**What is being asked:** Set down the full listing exactly as given. Any pictures are to be left out.

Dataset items
┌────────
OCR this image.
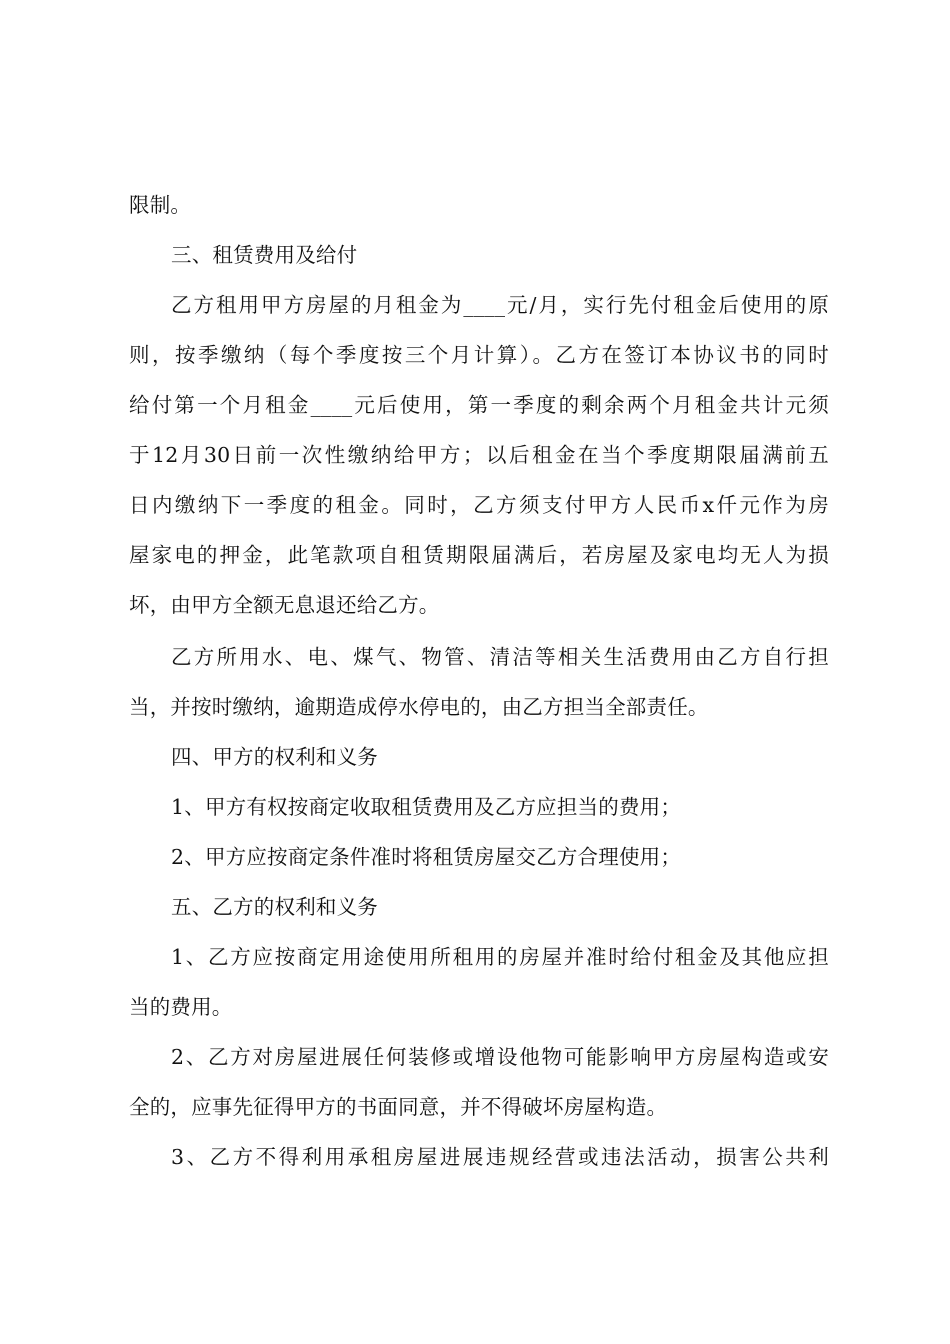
限制。
三、租赁费用及给付
乙方租用甲方房屋的月租金为____元/月，实行先付租金后使用的原
则，按季缴纳（每个季度按三个月计算）。乙方在签订本协议书的同时
给付第一个月租金____元后使用，第一季度的剩余两个月租金共计元须
于12月30日前一次性缴纳给甲方；以后租金在当个季度期限届满前五
日内缴纳下一季度的租金。同时，乙方须支付甲方人民币x仟元作为房
屋家电的押金，此笔款项自租赁期限届满后，若房屋及家电均无人为损
坏，由甲方全额无息退还给乙方。
乙方所用水、电、煤气、物管、清洁等相关生活费用由乙方自行担
当，并按时缴纳，逾期造成停水停电的，由乙方担当全部责任。
四、甲方的权利和义务
1、甲方有权按商定收取租赁费用及乙方应担当的费用；
2、甲方应按商定条件准时将租赁房屋交乙方合理使用；
五、乙方的权利和义务
1、乙方应按商定用途使用所租用的房屋并准时给付租金及其他应担
当的费用。
2、乙方对房屋进展任何装修或增设他物可能影响甲方房屋构造或安
全的，应事先征得甲方的书面同意，并不得破坏房屋构造。
3、乙方不得利用承租房屋进展违规经营或违法活动，损害公共利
└────────
**Expected output:**
OCR this image.
限制。
三、租赁费用及给付
乙方租用甲方房屋的月租金为____元/月，实行先付租金后使用的原
则，按季缴纳（每个季度按三个月计算）。乙方在签订本协议书的同时
给付第一个月租金____元后使用，第一季度的剩余两个月租金共计元须
于12月30日前一次性缴纳给甲方；以后租金在当个季度期限届满前五
日内缴纳下一季度的租金。同时，乙方须支付甲方人民币x仟元作为房
屋家电的押金，此笔款项自租赁期限届满后，若房屋及家电均无人为损
坏，由甲方全额无息退还给乙方。
乙方所用水、电、煤气、物管、清洁等相关生活费用由乙方自行担
当，并按时缴纳，逾期造成停水停电的，由乙方担当全部责任。
四、甲方的权利和义务
1、甲方有权按商定收取租赁费用及乙方应担当的费用；
2、甲方应按商定条件准时将租赁房屋交乙方合理使用；
五、乙方的权利和义务
1、乙方应按商定用途使用所租用的房屋并准时给付租金及其他应担
当的费用。
2、乙方对房屋进展任何装修或增设他物可能影响甲方房屋构造或安
全的，应事先征得甲方的书面同意，并不得破坏房屋构造。
3、乙方不得利用承租房屋进展违规经营或违法活动，损害公共利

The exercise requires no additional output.